§ Problem details:
Every entry must be duplicated precisely as written.

§ Data lines:

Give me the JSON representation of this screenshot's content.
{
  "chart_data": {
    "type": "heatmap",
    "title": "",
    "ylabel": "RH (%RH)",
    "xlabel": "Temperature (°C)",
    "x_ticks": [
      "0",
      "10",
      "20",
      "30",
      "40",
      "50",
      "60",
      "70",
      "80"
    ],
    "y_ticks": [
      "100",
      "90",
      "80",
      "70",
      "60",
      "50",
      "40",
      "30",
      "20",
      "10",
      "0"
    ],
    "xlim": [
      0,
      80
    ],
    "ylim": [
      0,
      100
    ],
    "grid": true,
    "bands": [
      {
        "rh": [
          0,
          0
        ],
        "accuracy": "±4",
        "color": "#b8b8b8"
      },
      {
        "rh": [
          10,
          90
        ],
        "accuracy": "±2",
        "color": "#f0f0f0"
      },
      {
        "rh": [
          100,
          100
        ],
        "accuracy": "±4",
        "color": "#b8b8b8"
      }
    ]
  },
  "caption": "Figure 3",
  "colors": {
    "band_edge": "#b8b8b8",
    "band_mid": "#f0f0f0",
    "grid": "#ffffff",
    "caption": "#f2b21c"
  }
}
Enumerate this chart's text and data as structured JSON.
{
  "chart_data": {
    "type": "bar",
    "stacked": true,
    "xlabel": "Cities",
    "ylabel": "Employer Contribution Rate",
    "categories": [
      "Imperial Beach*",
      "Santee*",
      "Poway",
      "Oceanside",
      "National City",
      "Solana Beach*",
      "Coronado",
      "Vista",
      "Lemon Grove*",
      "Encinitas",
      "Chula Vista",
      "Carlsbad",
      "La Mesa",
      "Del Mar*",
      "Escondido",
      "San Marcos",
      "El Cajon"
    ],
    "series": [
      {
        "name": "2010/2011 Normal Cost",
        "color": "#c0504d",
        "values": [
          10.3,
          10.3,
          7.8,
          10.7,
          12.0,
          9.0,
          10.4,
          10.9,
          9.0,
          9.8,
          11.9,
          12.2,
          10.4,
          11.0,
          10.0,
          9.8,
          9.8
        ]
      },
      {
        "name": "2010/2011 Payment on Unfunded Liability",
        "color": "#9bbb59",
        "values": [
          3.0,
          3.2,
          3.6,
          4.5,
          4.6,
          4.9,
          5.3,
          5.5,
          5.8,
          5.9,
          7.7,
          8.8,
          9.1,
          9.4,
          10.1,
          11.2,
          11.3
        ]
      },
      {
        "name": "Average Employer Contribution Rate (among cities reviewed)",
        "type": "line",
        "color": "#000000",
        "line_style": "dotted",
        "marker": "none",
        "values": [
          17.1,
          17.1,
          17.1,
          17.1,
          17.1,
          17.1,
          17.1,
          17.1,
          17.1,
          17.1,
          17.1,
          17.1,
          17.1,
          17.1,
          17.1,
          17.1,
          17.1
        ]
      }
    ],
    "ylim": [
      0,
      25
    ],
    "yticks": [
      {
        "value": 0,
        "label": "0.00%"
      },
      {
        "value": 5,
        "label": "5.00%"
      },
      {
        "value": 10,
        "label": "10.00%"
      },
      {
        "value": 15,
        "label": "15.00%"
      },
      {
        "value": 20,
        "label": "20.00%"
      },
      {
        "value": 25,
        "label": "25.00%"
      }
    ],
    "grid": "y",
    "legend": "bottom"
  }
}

§ Full response:
Give me the JSON representation of this screenshot's content.
{
  "chart_data": {
    "type": "heatmap",
    "title": "",
    "ylabel": "RH (%RH)",
    "xlabel": "Temperature (°C)",
    "x_ticks": [
      "0",
      "10",
      "20",
      "30",
      "40",
      "50",
      "60",
      "70",
      "80"
    ],
    "y_ticks": [
      "100",
      "90",
      "80",
      "70",
      "60",
      "50",
      "40",
      "30",
      "20",
      "10",
      "0"
    ],
    "xlim": [
      0,
      80
    ],
    "ylim": [
      0,
      100
    ],
    "grid": true,
    "bands": [
      {
        "rh": [
          0,
          0
        ],
        "accuracy": "±4",
        "color": "#b8b8b8"
      },
      {
        "rh": [
          10,
          90
        ],
        "accuracy": "±2",
        "color": "#f0f0f0"
      },
      {
        "rh": [
          100,
          100
        ],
        "accuracy": "±4",
        "color": "#b8b8b8"
      }
    ]
  },
  "caption": "Figure 3",
  "colors": {
    "band_edge": "#b8b8b8",
    "band_mid": "#f0f0f0",
    "grid": "#ffffff",
    "caption": "#f2b21c"
  }
}
Enumerate this chart's text and data as structured JSON.
{
  "chart_data": {
    "type": "bar",
    "stacked": true,
    "xlabel": "Cities",
    "ylabel": "Employer Contribution Rate",
    "categories": [
      "Imperial Beach*",
      "Santee*",
      "Poway",
      "Oceanside",
      "National City",
      "Solana Beach*",
      "Coronado",
      "Vista",
      "Lemon Grove*",
      "Encinitas",
      "Chula Vista",
      "Carlsbad",
      "La Mesa",
      "Del Mar*",
      "Escondido",
      "San Marcos",
      "El Cajon"
    ],
    "series": [
      {
        "name": "2010/2011 Normal Cost",
        "color": "#c0504d",
        "values": [
          10.3,
          10.3,
          7.8,
          10.7,
          12.0,
          9.0,
          10.4,
          10.9,
          9.0,
          9.8,
          11.9,
          12.2,
          10.4,
          11.0,
          10.0,
          9.8,
          9.8
        ]
      },
      {
        "name": "2010/2011 Payment on Unfunded Liability",
        "color": "#9bbb59",
        "values": [
          3.0,
          3.2,
          3.6,
          4.5,
          4.6,
          4.9,
          5.3,
          5.5,
          5.8,
          5.9,
          7.7,
          8.8,
          9.1,
          9.4,
          10.1,
          11.2,
          11.3
        ]
      },
      {
        "name": "Average Employer Contribution Rate (among cities reviewed)",
        "type": "line",
        "color": "#000000",
        "line_style": "dotted",
        "marker": "none",
        "values": [
          17.1,
          17.1,
          17.1,
          17.1,
          17.1,
          17.1,
          17.1,
          17.1,
          17.1,
          17.1,
          17.1,
          17.1,
          17.1,
          17.1,
          17.1,
          17.1,
          17.1
        ]
      }
    ],
    "ylim": [
      0,
      25
    ],
    "yticks": [
      {
        "value": 0,
        "label": "0.00%"
      },
      {
        "value": 5,
        "label": "5.00%"
      },
      {
        "value": 10,
        "label": "10.00%"
      },
      {
        "value": 15,
        "label": "15.00%"
      },
      {
        "value": 20,
        "label": "20.00%"
      },
      {
        "value": 25,
        "label": "25.00%"
      }
    ],
    "grid": "y",
    "legend": "bottom"
  }
}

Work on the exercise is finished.